• Reading passage
>> BEGIN
A wave of thanks to a neighbor for saving six diplomats from Tehran

It had none of the lightning-flash finesse of Entebbe, none of the bloody ferocity of Mayaguez. Yet once again, however fleetingly, the frustration of dealing with the irrational acts of militants had been lifted by a single daring and dramatic deed. The cunning maneuver executed by Canadian diplomats in secreting six Americans in hostile Tehran for almost three months and then spiriting them to safety last week provided a heartening interlude in Washington‘s still unsuccessful struggle to free 50 hostages from their captors in chaotic Iran.

With a spontaneous gush of gratitude, Americans extended congratulatory hands across the border. It was as though the U.S. were almost surprised to find that it had a friend after all. Where other allies had nervously shunned sanctions and offered only rhetoric against Iran, Canada had literally come to the rescue. In Detroit, billboards facing Canada suddenly sprouted Canadian maple leaves and appreciative messages like THANK YOU, CANADA. The Canadian embassy switchboard in Washington was overwhelmed by Americans wishing to convey warm sentiments: “Brilliant move.” “Courageous feat.” “Well done.” In Fergus Falls, Minn., Radio Station KBRF got an enthusiastic response to its suggestion that listeners send I LOVE YOU valentine messages to Flora MacDonald, Canada’s Secretary of State for External Affairs, who, as her nation’s top diplomat, had proudly confirmed the rescue story.

On an official level, the U.S. Congress unanimously rushed through a resolution —the first ever of its kind—expressing “its deep appreciation and thanks to the Government of Canada.” As reporters watched, Jimmy Carter picked up a telephone in his Oval Office and told Canadian Prime Minister Joe Clark of the American people’s appreciation for “a tremendous exhibition of friendship and support and personal and political courage.” The rescue had already given Clark a big boost in his uphill drive to retain his office in the Canadian elections, Feb. 18.

Back in the U.S., the happy but professionally restrained diplomats appeared one by one before a televised press conference at the State Department. In an oddly stiff ceremony, each gave name and title: Mark Lijek, 28, a consular officer; his wife Cora, 26, a consular secretary (both from Falls Church, Va.); Joseph D. Stafford, 29, a consular officer; his wife Kathleen, 28, a consular secretary (both from Crossville, Tenn.); Robert Anders, 54, a consulate officer (from Port Charlotte, Fla.); and Henry Lee Schatz, 31, an agricultural attache (from Post Falls, Idaho). Anders read a carefully prepared statement thanking reporters for keeping their sensitive secret for so long but saying of their colleagues still held captive: “We must not and will not forget them.” Then the six paid a solemn, low-key visit to the White House, where the President termed them “six brave Americans” and declared, “We all love you.”

The escapees had been warned by the State Department not to disclose details about how they had been hidden and how they had escaped. This was to protect any foreigners, as well as Iranians, who had been helpful but still remained in Iran.

Privately, some Canadian officials said they were “extremely upset” that the story of the escape had been broken by Jean Pelletier, a Washington correspondent for Montreal’s La Presse and son of Canada’s ambassador to France. Like a number of newsmen, including correspondents and editors of TIME, Pelletier had long been aware that the six had been hidden in Tehran and had kept the secret. When Pelletier learned that the Americans were out of Tehran, he felt the news would quickly become public, and his newspaper decided to break the story. This destroyed a Canada-U.S. plan to hide the escapees in Europe until the fate of the 50 U.S. hostages still held in the embassy was resolved.
>> END
• Goal
Copy out the article about the six diplomats from "The escapees had" up to and including "remained in Iran.", changing "escapees" to "six Americans".

• Listed entries
>> BEGIN
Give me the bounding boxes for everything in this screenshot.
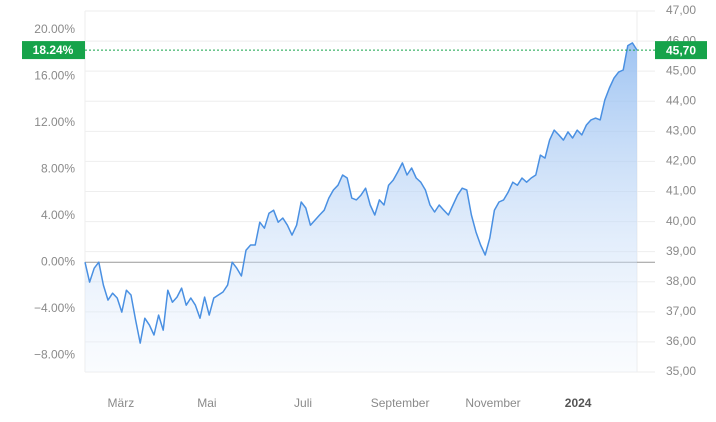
price-badge — [655, 41, 707, 60]
area — [85, 42, 637, 373]
x-tick-label: November — [465, 396, 520, 410]
x-tick-label: Juli — [294, 396, 312, 410]
x-tick-label: September — [371, 396, 430, 410]
y2-tick-label: 37,00 — [666, 304, 696, 318]
y2-tick-label: 40,00 — [666, 214, 696, 228]
y2-tick-label: 39,00 — [666, 244, 696, 258]
y2-tick-label: 41,00 — [666, 184, 696, 198]
y-tick-label: 12.00% — [34, 115, 75, 129]
pct-badge-label: 18.24% — [33, 43, 74, 57]
y2-tick-label: 35,00 — [666, 364, 696, 378]
price-line — [84, 42, 638, 344]
y2-tick-label: 47,00 — [666, 3, 696, 17]
price-badge-label: 45,70 — [666, 43, 696, 57]
y-tick-label: 4.00% — [41, 208, 75, 222]
x-tick-label: 2024 — [565, 396, 592, 410]
y2-tick-label: 38,00 — [666, 274, 696, 288]
pct-badge — [22, 41, 85, 60]
y-tick-label: 16.00% — [34, 68, 75, 82]
y-tick-label: 8.00% — [41, 161, 75, 175]
y-tick-label: −8.00% — [34, 347, 75, 361]
y2-tick-label: 43,00 — [666, 124, 696, 138]
y2-tick-label: 44,00 — [666, 93, 696, 107]
y-tick-label: 20.00% — [34, 22, 75, 36]
y2-tick-label: 45,00 — [666, 63, 696, 77]
y-tick-label: 0.00% — [41, 254, 75, 268]
x-tick-label: Mai — [197, 396, 216, 410]
y-tick-label: −4.00% — [34, 301, 75, 315]
y2-tick-label: 36,00 — [666, 334, 696, 348]
y2-tick-label: 42,00 — [666, 154, 696, 168]
x-tick-label: März — [108, 396, 135, 410]
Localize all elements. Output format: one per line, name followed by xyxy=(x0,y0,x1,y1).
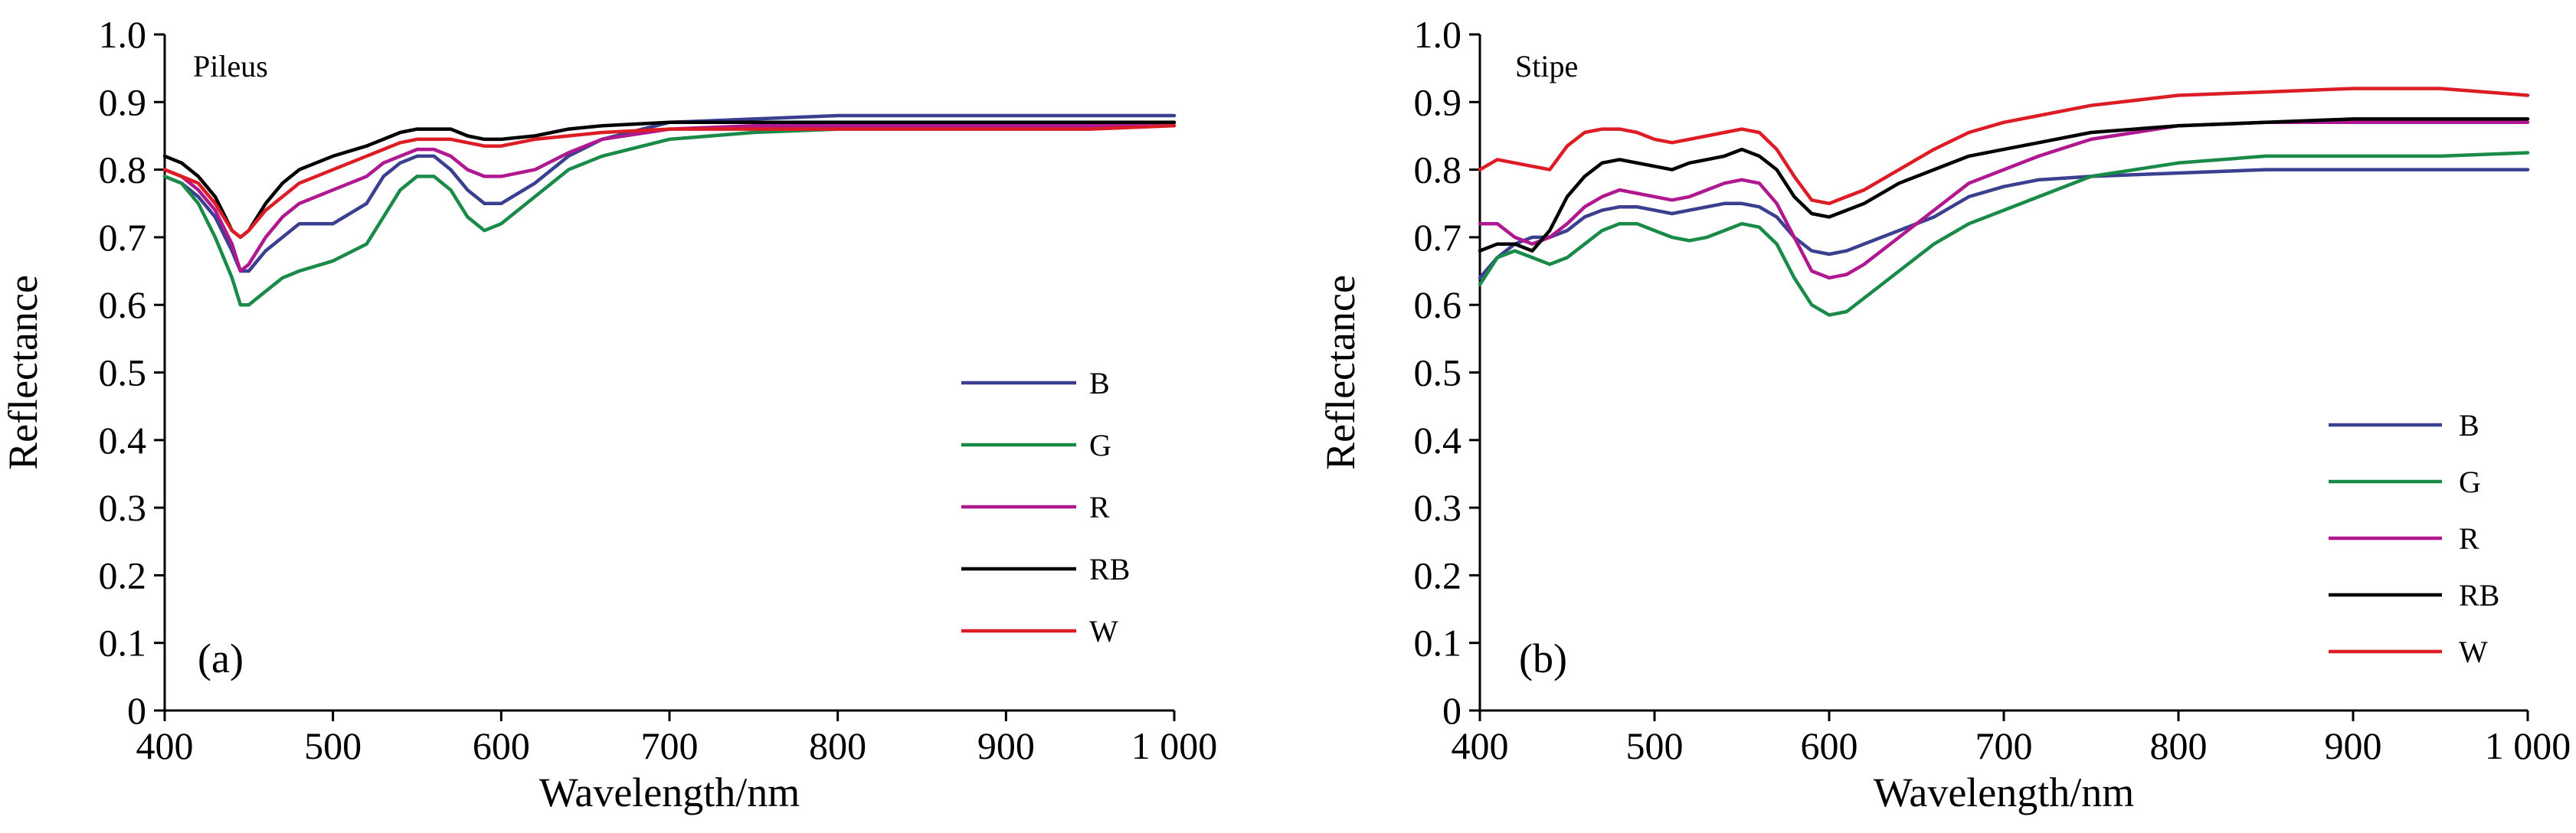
y-tick-label: 0.8 xyxy=(1414,149,1462,191)
x-axis-title: Wavelength/nm xyxy=(539,769,800,815)
x-axis-title: Wavelength/nm xyxy=(1874,769,2135,815)
legend: BGR RB W xyxy=(961,366,1130,648)
y-tick-label: 0.7 xyxy=(99,216,147,259)
x-tick-label: 800 xyxy=(2150,724,2208,767)
panel-label: (b) xyxy=(1519,635,1567,681)
legend: BGR RB W xyxy=(2329,408,2499,669)
x-tick-label: 400 xyxy=(1452,724,1509,767)
panel-title: Stipe xyxy=(1515,49,1578,83)
series-line-b xyxy=(1478,168,2530,280)
y-tick-label: 1.0 xyxy=(99,13,147,56)
x-tick-label: 500 xyxy=(1626,724,1684,767)
x-tick-label: 700 xyxy=(1975,724,2033,767)
y-tick-label: 0.5 xyxy=(1414,351,1462,394)
series-line-w xyxy=(1478,87,2530,206)
legend-label-rb: RB xyxy=(2459,578,2499,612)
y-tick-label: 0.6 xyxy=(99,283,147,326)
x-tick-label: 900 xyxy=(2325,724,2382,767)
y-tick-label: 0.2 xyxy=(99,554,147,596)
x-tick-label: 600 xyxy=(1801,724,1858,767)
y-tick-label: 0.9 xyxy=(99,80,147,123)
y-tick-label: 0.9 xyxy=(1414,80,1462,123)
y-tick-label: 0.2 xyxy=(1414,554,1462,596)
panel-label: (a) xyxy=(198,635,244,681)
y-tick-label: 0.1 xyxy=(1414,622,1462,665)
x-tick-label: 500 xyxy=(304,724,362,767)
x-tick-label: 1 000 xyxy=(2485,724,2571,767)
x-tick-label: 900 xyxy=(977,724,1035,767)
x-tick-label: 600 xyxy=(473,724,530,767)
x-tick-label: 400 xyxy=(136,724,194,767)
y-tick-label: 0 xyxy=(1442,689,1461,732)
series-line-r xyxy=(162,120,1177,273)
series-line-rb xyxy=(1478,117,2530,253)
x-tick-label: 1 000 xyxy=(1131,724,1218,767)
series-line-w xyxy=(162,123,1177,240)
y-tick-label: 0.3 xyxy=(99,486,147,529)
legend-label-b: B xyxy=(2459,408,2479,443)
y-tick-label: 0.4 xyxy=(99,419,147,462)
legend-label-w: W xyxy=(1089,614,1118,648)
series-line-r xyxy=(1478,120,2530,280)
y-tick-label: 0.3 xyxy=(1414,486,1462,529)
y-tick-label: 0 xyxy=(127,689,146,732)
panel-title: Pileus xyxy=(193,49,268,83)
legend-label-b: B xyxy=(1089,366,1110,400)
x-tick-label: 800 xyxy=(809,724,866,767)
y-tick-label: 0.8 xyxy=(99,149,147,191)
legend-label-w: W xyxy=(2459,635,2488,669)
panel-pileus: 0 0.1 0.2 0.3 0.4 0.5 0.6 0.7 0.8 0.9 1.0 400 500 600… xyxy=(0,13,1217,815)
y-tick-label: 0.1 xyxy=(99,622,147,665)
legend-label-g: G xyxy=(2459,465,2481,499)
y-tick-label: 0.4 xyxy=(1414,419,1462,462)
y-axis-title: Reflectance xyxy=(0,275,46,470)
y-tick-label: 1.0 xyxy=(1414,13,1462,56)
legend-label-r: R xyxy=(2459,521,2479,556)
y-tick-label: 0.5 xyxy=(99,351,147,394)
legend-label-rb: RB xyxy=(1089,552,1130,586)
series-line-g xyxy=(162,120,1177,307)
x-tick-label: 700 xyxy=(641,724,699,767)
panel-stipe: 0 0.1 0.2 0.3 0.4 0.5 0.6 0.7 0.8 0.9 1.0 400 500 600… xyxy=(1317,13,2571,815)
legend-label-g: G xyxy=(1089,428,1111,462)
y-axis-title: Reflectance xyxy=(1317,275,1363,470)
y-tick-label: 0.7 xyxy=(1414,216,1462,259)
y-tick-label: 0.6 xyxy=(1414,283,1462,326)
legend-label-r: R xyxy=(1089,490,1110,524)
series-line-g xyxy=(1478,151,2530,317)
>> END
• Solution to the problem
The six Americans had been warned by the State Department not to disclose details about how they had been hidden and how they had escaped. This was to protect any foreigners, as well as Iranians, who had been helpful but still remained in Iran.